* Aim:
Present the data once more in exactly its original form.

* Raw data:
--------------------------------------------------
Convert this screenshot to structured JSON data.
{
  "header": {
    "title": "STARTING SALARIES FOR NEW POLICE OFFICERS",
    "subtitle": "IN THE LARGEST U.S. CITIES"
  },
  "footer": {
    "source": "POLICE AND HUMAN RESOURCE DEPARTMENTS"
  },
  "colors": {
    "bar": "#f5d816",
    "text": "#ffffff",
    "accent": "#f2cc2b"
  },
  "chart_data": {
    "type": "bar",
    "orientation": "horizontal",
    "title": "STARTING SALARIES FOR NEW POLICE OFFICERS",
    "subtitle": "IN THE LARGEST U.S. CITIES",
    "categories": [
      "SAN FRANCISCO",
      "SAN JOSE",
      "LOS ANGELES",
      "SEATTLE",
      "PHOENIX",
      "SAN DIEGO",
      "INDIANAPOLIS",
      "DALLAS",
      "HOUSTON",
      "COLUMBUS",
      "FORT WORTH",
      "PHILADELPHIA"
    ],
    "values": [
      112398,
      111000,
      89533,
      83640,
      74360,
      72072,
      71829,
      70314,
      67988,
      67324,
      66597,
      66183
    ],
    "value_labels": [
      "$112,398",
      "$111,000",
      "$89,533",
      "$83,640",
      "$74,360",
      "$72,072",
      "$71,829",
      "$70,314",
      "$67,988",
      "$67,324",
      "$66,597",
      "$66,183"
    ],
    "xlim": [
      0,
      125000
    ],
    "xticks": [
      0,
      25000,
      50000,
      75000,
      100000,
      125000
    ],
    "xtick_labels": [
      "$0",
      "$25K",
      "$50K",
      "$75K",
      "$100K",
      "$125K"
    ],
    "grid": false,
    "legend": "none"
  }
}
--------------------------------------------------
* Result for this task:
Convert this screenshot to structured JSON data.
{
  "header": {
    "title": "STARTING SALARIES FOR NEW POLICE OFFICERS",
    "subtitle": "IN THE LARGEST U.S. CITIES"
  },
  "footer": {
    "source": "POLICE AND HUMAN RESOURCE DEPARTMENTS"
  },
  "colors": {
    "bar": "#f5d816",
    "text": "#ffffff",
    "accent": "#f2cc2b"
  },
  "chart_data": {
    "type": "bar",
    "orientation": "horizontal",
    "title": "STARTING SALARIES FOR NEW POLICE OFFICERS",
    "subtitle": "IN THE LARGEST U.S. CITIES",
    "categories": [
      "SAN FRANCISCO",
      "SAN JOSE",
      "LOS ANGELES",
      "SEATTLE",
      "PHOENIX",
      "SAN DIEGO",
      "INDIANAPOLIS",
      "DALLAS",
      "HOUSTON",
      "COLUMBUS",
      "FORT WORTH",
      "PHILADELPHIA"
    ],
    "values": [
      112398,
      111000,
      89533,
      83640,
      74360,
      72072,
      71829,
      70314,
      67988,
      67324,
      66597,
      66183
    ],
    "value_labels": [
      "$112,398",
      "$111,000",
      "$89,533",
      "$83,640",
      "$74,360",
      "$72,072",
      "$71,829",
      "$70,314",
      "$67,988",
      "$67,324",
      "$66,597",
      "$66,183"
    ],
    "xlim": [
      0,
      125000
    ],
    "xticks": [
      0,
      25000,
      50000,
      75000,
      100000,
      125000
    ],
    "xtick_labels": [
      "$0",
      "$25K",
      "$50K",
      "$75K",
      "$100K",
      "$125K"
    ],
    "grid": false,
    "legend": "none"
  }
}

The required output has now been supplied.